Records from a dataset
>> Start
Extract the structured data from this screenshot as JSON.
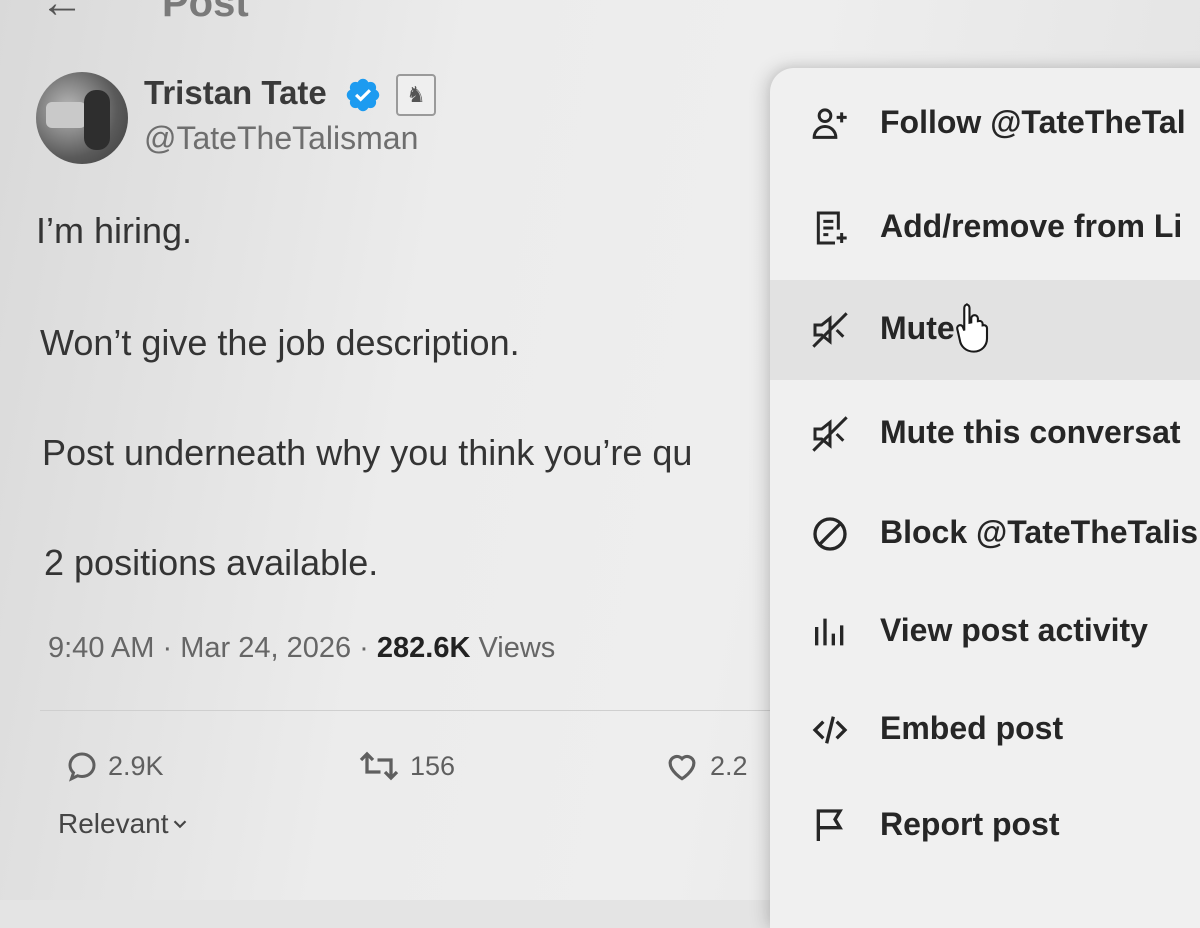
{
  "header": {
    "title": "Post"
  },
  "author": {
    "name": "Tristan Tate",
    "handle": "@TateTheTalisman",
    "affiliate_badge_glyph": "♞"
  },
  "post": {
    "lines": [
      "I’m hiring.",
      "Won’t give the job description.",
      "Post underneath why you think you’re qu",
      "2 positions available."
    ],
    "time": "9:40 AM",
    "date": "Mar 24, 2026",
    "separator": "·",
    "views_count": "282.6K",
    "views_label": "Views"
  },
  "actions": {
    "replies": "2.9K",
    "reposts": "156",
    "likes": "2.2"
  },
  "sort": {
    "label": "Relevant"
  },
  "menu": {
    "items": [
      {
        "label": "Follow @TateTheTal",
        "icon": "follow-user-icon"
      },
      {
        "label": "Add/remove from Li",
        "icon": "list-add-icon"
      },
      {
        "label": "Mute",
        "icon": "mute-icon",
        "hovered": true
      },
      {
        "label": "Mute this conversat",
        "icon": "mute-icon"
      },
      {
        "label": "Block @TateTheTalis",
        "icon": "block-icon"
      },
      {
        "label": "View post activity",
        "icon": "activity-icon"
      },
      {
        "label": "Embed post",
        "icon": "code-icon"
      },
      {
        "label": "Report post",
        "icon": "flag-icon"
      }
    ]
  },
  "colors": {
    "verified": "#1d9bf0",
    "hover_bg": "#e2e2e2"
  }
}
>> End
== Instructions for the task ==
Filter the listing above by the word "this"; copy each line that passes.

== Task response ==
Extract the structured data from this screenshot as JSON.
        "label": "Mute this conversat",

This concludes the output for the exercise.